Problems to solve ▸
a) Translate this sentence from the article on Bethel's quarantine process into Spanish: "Bethel is also currently working to create a more comfortable space in the dorm quarantine rooms."
b) Extend the article on Bethel's quarantine process with a few more paragraphs that pick up after its final quote.

Document passage ▸
= = = = = = =

Because of the constant updates and changes being made by the Centers for Disease Control and Prevention concerning safety guidelines for COVID-19, Bethel has had to improvise and change its plans and protocols several times and is still refining many of them, including the quarantine process.  

According to Julie Beam, dean of students, Bethel initiated a new email check-in system for quarantined students on Monday, Sept. 21, to ensure they are being properly cared for. 

“We didn’t know how many students would be with us on campus,” Beam said. “Our first goal was actually for an RD [Resident Director] or athletic trainer to check in every day with a phone call... we’ve realized we can’t maintain that on a daily basis like we had hoped.” 

The email asks students to answer four basic questions:  

  • How are you feeling today? 
  • What will you do for meals today? (only included for residential students) 
  • How are your classes going? 
  • How are your spirits today? 

Responding to the emails is not mandated, but Administration is asking residential students to at least answer the question pertaining to meals so they can verify students are receiving food. 

Bethel is also currently working to create a more comfortable space in the dorm quarantine rooms. 

“We’re trying to make sure each of those spaces has a refrigerator, a microwave, and some kind of comfortable seating,” Beam said. “Our next round... is lamps and some kind of décor on the wall.”

= = = = = = =

Supplied entries ▸

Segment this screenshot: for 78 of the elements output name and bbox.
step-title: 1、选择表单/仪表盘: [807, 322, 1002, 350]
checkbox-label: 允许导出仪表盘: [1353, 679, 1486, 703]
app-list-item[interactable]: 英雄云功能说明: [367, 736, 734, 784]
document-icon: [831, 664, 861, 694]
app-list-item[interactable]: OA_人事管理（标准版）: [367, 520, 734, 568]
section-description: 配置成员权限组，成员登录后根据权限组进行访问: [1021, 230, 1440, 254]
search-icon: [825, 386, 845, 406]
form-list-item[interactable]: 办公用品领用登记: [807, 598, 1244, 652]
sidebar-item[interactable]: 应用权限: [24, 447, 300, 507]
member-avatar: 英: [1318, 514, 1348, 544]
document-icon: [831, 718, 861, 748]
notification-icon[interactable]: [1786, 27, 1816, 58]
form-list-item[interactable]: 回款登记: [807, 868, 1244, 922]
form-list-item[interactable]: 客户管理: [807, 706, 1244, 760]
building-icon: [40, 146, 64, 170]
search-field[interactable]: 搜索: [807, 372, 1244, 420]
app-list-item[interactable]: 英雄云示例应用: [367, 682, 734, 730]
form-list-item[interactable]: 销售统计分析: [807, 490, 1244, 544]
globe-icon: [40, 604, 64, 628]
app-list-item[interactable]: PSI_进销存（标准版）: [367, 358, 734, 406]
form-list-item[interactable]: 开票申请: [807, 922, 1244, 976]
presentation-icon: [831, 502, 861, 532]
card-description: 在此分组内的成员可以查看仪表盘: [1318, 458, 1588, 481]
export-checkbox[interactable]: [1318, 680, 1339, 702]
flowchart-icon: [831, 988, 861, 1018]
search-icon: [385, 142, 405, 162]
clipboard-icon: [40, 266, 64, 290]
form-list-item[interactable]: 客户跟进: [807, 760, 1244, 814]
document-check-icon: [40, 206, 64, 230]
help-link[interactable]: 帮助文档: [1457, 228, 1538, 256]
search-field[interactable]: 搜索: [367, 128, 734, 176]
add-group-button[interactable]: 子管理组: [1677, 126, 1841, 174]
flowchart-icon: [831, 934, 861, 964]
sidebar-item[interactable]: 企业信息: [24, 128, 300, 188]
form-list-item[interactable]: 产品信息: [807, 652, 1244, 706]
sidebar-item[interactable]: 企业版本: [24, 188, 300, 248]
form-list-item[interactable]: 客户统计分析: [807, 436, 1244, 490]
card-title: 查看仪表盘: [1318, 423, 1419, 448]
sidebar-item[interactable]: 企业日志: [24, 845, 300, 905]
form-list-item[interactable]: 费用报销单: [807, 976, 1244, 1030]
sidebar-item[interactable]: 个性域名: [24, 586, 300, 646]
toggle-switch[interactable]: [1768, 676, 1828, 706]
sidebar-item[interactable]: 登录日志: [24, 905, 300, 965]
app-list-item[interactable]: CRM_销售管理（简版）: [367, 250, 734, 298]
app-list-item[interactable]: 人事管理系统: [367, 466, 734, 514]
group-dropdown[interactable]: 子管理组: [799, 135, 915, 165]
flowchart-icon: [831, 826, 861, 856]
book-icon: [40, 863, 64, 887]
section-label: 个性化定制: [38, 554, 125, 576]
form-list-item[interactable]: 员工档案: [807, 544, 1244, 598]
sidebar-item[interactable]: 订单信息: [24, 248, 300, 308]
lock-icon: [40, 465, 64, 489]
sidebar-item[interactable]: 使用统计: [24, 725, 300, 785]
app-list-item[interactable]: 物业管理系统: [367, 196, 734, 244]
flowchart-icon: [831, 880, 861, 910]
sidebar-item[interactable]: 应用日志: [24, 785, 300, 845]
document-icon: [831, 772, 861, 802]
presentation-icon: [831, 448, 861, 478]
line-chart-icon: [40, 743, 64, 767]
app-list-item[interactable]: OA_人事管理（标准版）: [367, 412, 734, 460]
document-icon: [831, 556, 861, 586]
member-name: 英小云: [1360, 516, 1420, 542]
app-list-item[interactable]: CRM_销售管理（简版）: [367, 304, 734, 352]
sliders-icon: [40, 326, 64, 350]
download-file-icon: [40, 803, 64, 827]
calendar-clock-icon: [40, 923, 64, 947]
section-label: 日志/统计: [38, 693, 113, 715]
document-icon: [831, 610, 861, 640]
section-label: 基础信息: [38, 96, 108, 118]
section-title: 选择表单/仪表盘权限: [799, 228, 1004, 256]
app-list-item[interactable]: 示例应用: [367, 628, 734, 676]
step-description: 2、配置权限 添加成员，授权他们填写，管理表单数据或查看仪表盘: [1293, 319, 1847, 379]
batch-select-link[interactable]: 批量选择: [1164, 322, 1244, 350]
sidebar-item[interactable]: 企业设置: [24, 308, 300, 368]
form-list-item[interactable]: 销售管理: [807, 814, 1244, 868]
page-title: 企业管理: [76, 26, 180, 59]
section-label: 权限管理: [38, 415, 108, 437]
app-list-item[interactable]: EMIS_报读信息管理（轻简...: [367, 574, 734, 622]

= = = = = = =

Expected responses ▸
a) Bethel también está trabajando actualmente para crear un espacio más cómodo en las habitaciones de cuarentena de los dormitorios.

b)
If a student has concerns or problems during their quarantine experience, there are a few methods he or she can use to reach out. 

“The RD is in the most on-the-ground position to be able to address whatever the concern is if they’re living on campus,” Beam said. “They could certainly respond to the email.” 

Due to privacy guidelines, Bethel staff and faculty are not allowed to disclose the names of individuals in quarantine, but the quarantined students themselves can reach out to their friends and family to let them know they’re in quarantine and to socialize virtually.  

Because of the careful health protocols in place, there is often a delay between the time a student enters quarantine and the time administration notifies professors that the student is in quarantine; this prevents unnecessary confusion pertaining to students who may only need to quarantine for a day or two due to symptoms that are being caused by something other than COVID-19.  

Furthermore, sometimes confusion has arisen around students who went into quarantine on the same date but were released on different dates; in most cases, this is because the quarantine countdown begins based on when the student last interacted with someone who tested positive for or is suspected of having COVID-19, not based on when the student is actually quarantined. Therefore, if students were exposed to the same person on different dates, their start time will be the same but their end time will be different. 

The University of Notre Dame has a dashboard to keep its community updated on the latest numbers; Bethel has chosen not to do so, largely because of the fluidity of such statistics.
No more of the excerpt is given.